#### [WHAT THE EXERCISE ASKS]
Give the number of lines in the data that hold the word "existen", and nothing else.

#### [DATA IN THIS EXERCISE]
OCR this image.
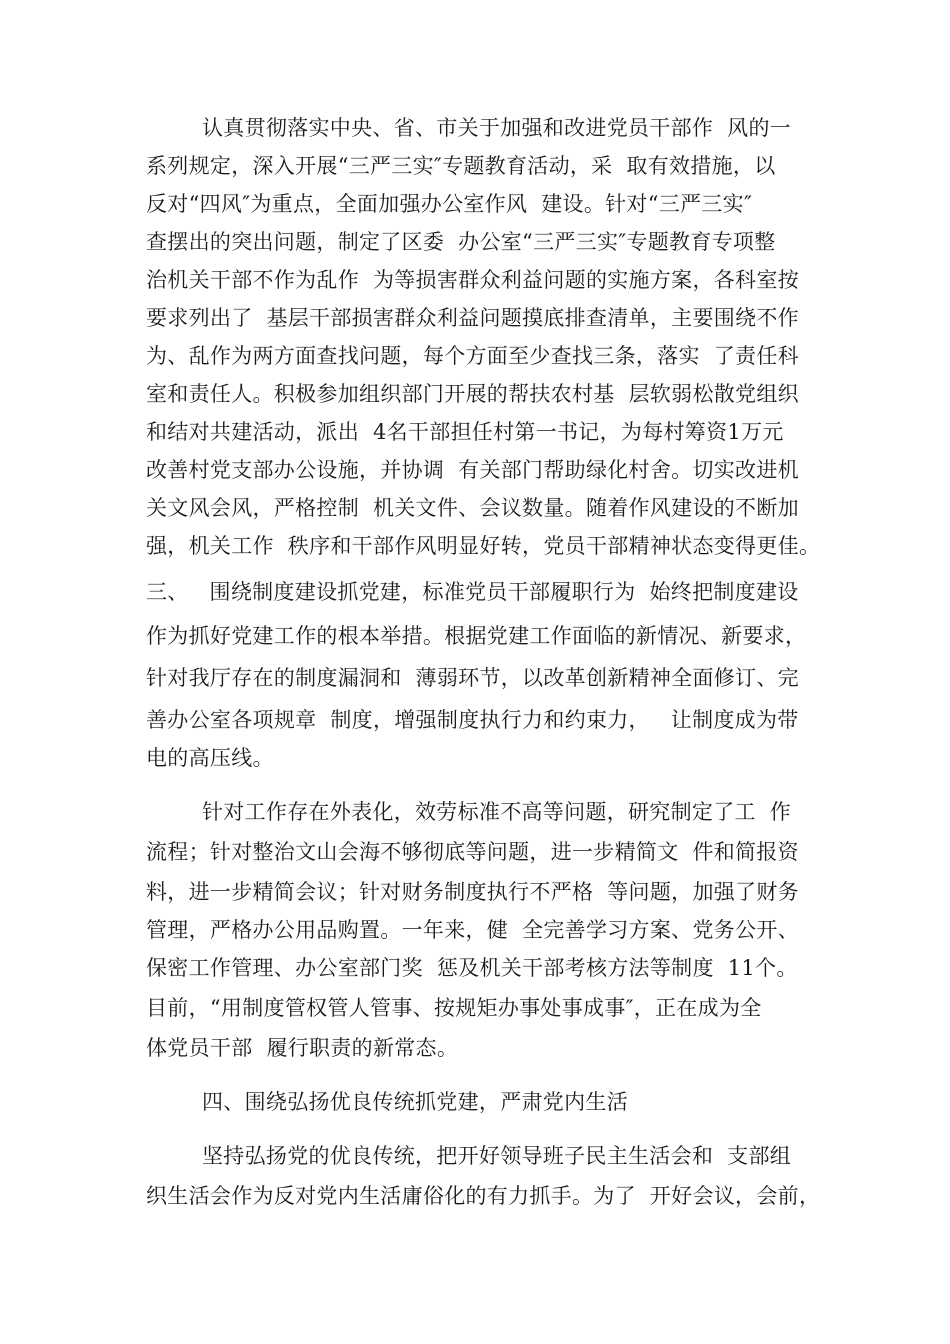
认真贯彻落实中央、省、市关于加强和改进党员干部作  风的一
系列规定，深入开展“三严三实″专题教育活动，采  取有效措施，以
反对“四风″为重点，全面加强办公室作风  建设。针对“三严三实″
查摆出的突出问题，制定了区委  办公室“三严三实″专题教育专项整
治机关干部不作为乱作  为等损害群众利益问题的实施方案，各科室按
要求列出了  基层干部损害群众利益问题摸底排查清单，主要围绕不作
为、乱作为两方面查找问题，每个方面至少查找三条，落实  了责任科
室和责任人。积极参加组织部门开展的帮扶农村基  层软弱松散党组织
和结对共建活动，派出  4名干部担任村第一书记，为每村筹资1万元
改善村党支部办公设施，并协调  有关部门帮助绿化村舍。切实改进机
关文风会风，严格控制  机关文件、会议数量。随着作风建设的不断加
强，机关工作  秩序和干部作风明显好转，党员干部精神状态变得更佳。
三、   围绕制度建设抓党建，标准党员干部履职行为  始终把制度建设
作为抓好党建工作的根本举措。根据党建工作面临的新情况、新要求，
针对我厅存在的制度漏洞和  薄弱环节，以改革创新精神全面修订、完
善办公室各项规章  制度，增强制度执行力和约束力，   让制度成为带
电的高压线。
针对工作存在外表化，效劳标准不高等问题，研究制定了工  作
流程；针对整治文山会海不够彻底等问题，进一步精简文  件和简报资
料，进一步精简会议；针对财务制度执行不严格  等问题，加强了财务
管理，严格办公用品购置。一年来，健  全完善学习方案、党务公开、
保密工作管理、办公室部门奖  惩及机关干部考核方法等制度  11个。
目前，“用制度管权管人管事、按规矩办事处事成事″，正在成为全
体党员干部  履行职责的新常态。
四、围绕弘扬优良传统抓党建，严肃党内生活
坚持弘扬党的优良传统，把开好领导班子民主生活会和  支部组
织生活会作为反对党内生活庸俗化的有力抓手。为了  开好会议，会前，
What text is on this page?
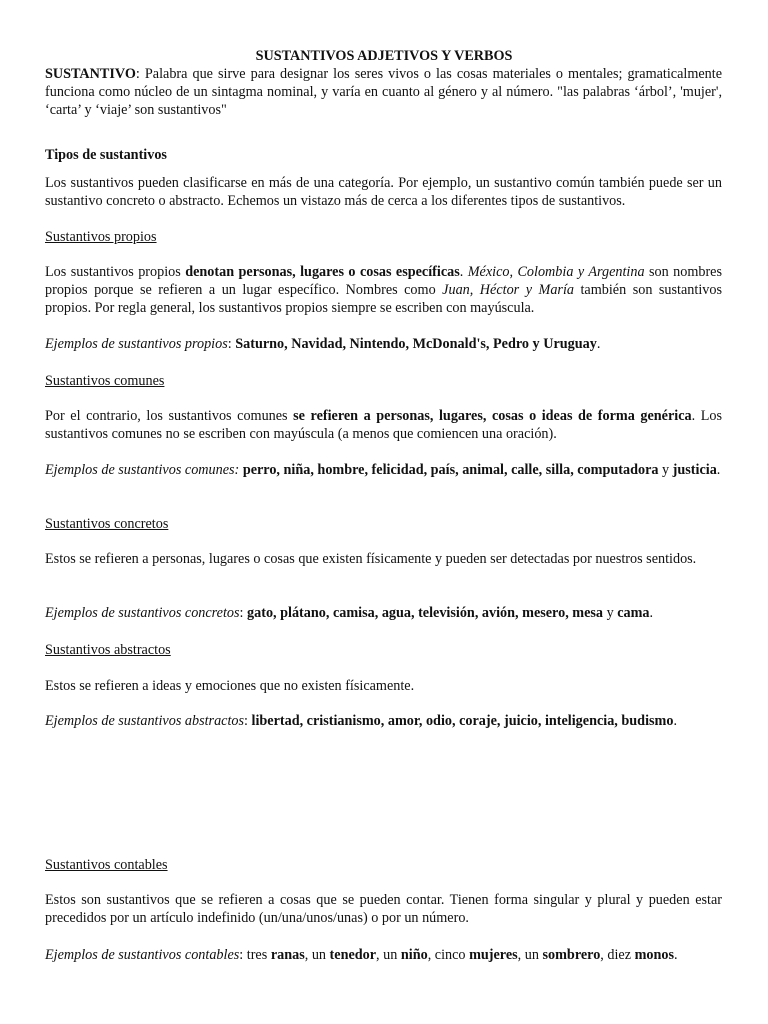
SUSTANTIVOS ADJETIVOS Y VERBOS

SUSTANTIVO: Palabra que sirve para designar los seres vivos o las cosas materiales o mentales; gramaticalmente funciona como núcleo de un sintagma nominal, y varía en cuanto al género y al número. "las palabras ‘árbol’, 'mujer', ‘carta’ y ‘viaje’ son sustantivos"

Tipos de sustantivos

Los sustantivos pueden clasificarse en más de una categoría. Por ejemplo, un sustantivo común también puede ser un sustantivo concreto o abstracto. Echemos un vistazo más de cerca a los diferentes tipos de sustantivos.

Sustantivos propios

Los sustantivos propios denotan personas, lugares o cosas específicas. México, Colombia y Argentina son nombres propios porque se refieren a un lugar específico. Nombres como Juan, Héctor y María también son sustantivos propios. Por regla general, los sustantivos propios siempre se escriben con mayúscula.

Ejemplos de sustantivos propios: Saturno, Navidad, Nintendo, McDonald's, Pedro y Uruguay.

Sustantivos comunes

Por el contrario, los sustantivos comunes se refieren a personas, lugares, cosas o ideas de forma genérica. Los sustantivos comunes no se escriben con mayúscula (a menos que comiencen una oración).

Ejemplos de sustantivos comunes: perro, niña, hombre, felicidad, país, animal, calle, silla, computadora y justicia.

Sustantivos concretos

Estos se refieren a personas, lugares o cosas que existen físicamente y pueden ser detectadas por nuestros sentidos.

Ejemplos de sustantivos concretos: gato, plátano, camisa, agua, televisión, avión, mesero, mesa y cama.

Sustantivos abstractos

Estos se refieren a ideas y emociones que no existen físicamente.

Ejemplos de sustantivos abstractos: libertad, cristianismo, amor, odio, coraje, juicio, inteligencia, budismo.

Sustantivos contables

Estos son sustantivos que se refieren a cosas que se pueden contar. Tienen forma singular y plural y pueden estar precedidos por un artículo indefinido (un/una/unos/unas) o por un número.

Ejemplos de sustantivos contables: tres ranas, un tenedor, un niño, cinco mujeres, un sombrero, diez monos.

#### [RESPONSE]
2